## What you are asked to do
Report each line in the material below that contains the word "tick", copying each line in full. Case counts.
━━ Records for the task
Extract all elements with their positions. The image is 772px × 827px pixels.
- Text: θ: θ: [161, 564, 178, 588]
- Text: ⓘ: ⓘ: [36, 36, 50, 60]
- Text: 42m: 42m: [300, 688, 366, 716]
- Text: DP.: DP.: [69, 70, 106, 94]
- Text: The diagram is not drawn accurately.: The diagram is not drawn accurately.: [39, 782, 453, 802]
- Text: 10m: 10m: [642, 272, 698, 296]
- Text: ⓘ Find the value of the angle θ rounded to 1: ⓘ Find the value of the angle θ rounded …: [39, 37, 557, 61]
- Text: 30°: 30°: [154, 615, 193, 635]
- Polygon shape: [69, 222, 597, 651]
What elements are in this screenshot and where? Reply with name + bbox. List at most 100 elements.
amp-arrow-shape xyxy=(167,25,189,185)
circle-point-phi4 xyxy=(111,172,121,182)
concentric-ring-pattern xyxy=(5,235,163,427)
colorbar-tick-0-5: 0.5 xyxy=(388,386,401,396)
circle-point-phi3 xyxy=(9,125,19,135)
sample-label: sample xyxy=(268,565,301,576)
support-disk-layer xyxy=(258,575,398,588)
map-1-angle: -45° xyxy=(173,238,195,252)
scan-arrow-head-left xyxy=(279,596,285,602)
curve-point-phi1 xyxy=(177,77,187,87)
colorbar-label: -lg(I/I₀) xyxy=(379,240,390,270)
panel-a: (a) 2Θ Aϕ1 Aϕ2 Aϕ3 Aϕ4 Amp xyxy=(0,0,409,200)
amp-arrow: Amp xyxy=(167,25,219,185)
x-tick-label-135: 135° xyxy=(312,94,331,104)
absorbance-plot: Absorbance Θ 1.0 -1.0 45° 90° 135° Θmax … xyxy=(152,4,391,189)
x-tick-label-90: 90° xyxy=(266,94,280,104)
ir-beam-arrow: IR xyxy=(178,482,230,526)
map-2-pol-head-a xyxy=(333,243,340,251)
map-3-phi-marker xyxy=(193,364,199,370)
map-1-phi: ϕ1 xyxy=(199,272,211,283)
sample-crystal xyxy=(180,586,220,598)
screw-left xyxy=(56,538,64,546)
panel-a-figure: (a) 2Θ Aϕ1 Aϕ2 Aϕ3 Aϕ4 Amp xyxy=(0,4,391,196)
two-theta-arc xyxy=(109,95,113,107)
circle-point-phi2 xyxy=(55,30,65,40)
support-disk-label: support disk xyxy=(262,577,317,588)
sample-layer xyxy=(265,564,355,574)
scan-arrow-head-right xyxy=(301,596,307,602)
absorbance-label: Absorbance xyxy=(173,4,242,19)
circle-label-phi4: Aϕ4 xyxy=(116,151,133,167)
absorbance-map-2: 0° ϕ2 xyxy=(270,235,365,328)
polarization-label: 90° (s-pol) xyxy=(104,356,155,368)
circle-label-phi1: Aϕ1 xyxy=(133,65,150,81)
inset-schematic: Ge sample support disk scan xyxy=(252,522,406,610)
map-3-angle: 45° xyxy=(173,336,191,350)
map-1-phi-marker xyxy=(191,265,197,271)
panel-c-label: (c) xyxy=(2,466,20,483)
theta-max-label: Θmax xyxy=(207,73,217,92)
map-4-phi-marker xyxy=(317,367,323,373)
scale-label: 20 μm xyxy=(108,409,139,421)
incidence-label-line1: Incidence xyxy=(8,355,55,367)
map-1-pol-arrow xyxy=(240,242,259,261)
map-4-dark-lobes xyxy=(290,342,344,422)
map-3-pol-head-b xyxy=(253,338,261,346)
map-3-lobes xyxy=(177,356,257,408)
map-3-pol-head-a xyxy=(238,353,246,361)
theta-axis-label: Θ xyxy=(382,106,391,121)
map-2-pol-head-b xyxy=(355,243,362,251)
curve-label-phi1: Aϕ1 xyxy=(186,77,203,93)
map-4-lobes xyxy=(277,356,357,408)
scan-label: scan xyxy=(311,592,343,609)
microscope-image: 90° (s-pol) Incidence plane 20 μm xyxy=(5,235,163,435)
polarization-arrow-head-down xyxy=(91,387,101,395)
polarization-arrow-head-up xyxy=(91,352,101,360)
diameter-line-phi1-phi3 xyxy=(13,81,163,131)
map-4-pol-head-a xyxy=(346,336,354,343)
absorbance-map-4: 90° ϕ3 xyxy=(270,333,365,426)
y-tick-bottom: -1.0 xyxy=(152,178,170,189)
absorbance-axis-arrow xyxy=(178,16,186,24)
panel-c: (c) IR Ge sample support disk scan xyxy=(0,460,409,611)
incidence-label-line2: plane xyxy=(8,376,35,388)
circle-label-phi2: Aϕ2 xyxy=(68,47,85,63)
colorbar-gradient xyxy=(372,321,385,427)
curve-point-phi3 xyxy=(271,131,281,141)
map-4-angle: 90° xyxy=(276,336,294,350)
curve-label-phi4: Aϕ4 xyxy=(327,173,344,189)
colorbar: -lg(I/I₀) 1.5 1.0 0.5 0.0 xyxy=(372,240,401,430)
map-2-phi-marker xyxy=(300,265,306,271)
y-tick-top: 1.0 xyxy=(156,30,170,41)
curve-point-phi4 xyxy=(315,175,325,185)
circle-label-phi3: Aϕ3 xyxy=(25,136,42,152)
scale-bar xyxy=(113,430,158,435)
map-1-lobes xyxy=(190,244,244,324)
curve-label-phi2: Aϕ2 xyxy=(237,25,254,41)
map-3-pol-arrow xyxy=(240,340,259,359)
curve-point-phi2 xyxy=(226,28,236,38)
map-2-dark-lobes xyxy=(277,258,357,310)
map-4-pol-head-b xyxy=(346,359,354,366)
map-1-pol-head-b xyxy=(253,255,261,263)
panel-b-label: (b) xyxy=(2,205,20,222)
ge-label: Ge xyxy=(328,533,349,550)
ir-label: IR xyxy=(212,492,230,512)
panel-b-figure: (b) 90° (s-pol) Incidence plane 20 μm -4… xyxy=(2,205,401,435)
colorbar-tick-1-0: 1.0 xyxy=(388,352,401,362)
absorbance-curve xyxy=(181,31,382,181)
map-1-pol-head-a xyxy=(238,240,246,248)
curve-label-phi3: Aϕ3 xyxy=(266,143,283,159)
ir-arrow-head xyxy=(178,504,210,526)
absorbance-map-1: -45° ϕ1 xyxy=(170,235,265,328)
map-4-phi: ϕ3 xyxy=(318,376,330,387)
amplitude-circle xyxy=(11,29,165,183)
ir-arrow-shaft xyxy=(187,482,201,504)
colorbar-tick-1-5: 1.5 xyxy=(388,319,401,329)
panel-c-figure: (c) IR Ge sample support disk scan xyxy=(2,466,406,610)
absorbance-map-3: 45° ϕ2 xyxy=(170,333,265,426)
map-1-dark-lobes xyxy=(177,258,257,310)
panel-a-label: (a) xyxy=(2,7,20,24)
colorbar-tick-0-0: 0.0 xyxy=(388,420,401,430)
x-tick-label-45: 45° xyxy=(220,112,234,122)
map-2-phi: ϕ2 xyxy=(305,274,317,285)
━━━━
## Solution for this problem
colorbar-tick-0-5: 0.5 xyxy=(388,386,401,396)
x-tick-label-135: 135° xyxy=(312,94,331,104)
x-tick-label-90: 90° xyxy=(266,94,280,104)
y-tick-bottom: -1.0 xyxy=(152,178,170,189)
y-tick-top: 1.0 xyxy=(156,30,170,41)
colorbar-tick-1-0: 1.0 xyxy=(388,352,401,362)
colorbar-tick-1-5: 1.5 xyxy=(388,319,401,329)
colorbar-tick-0-0: 0.0 xyxy=(388,420,401,430)
x-tick-label-45: 45° xyxy=(220,112,234,122)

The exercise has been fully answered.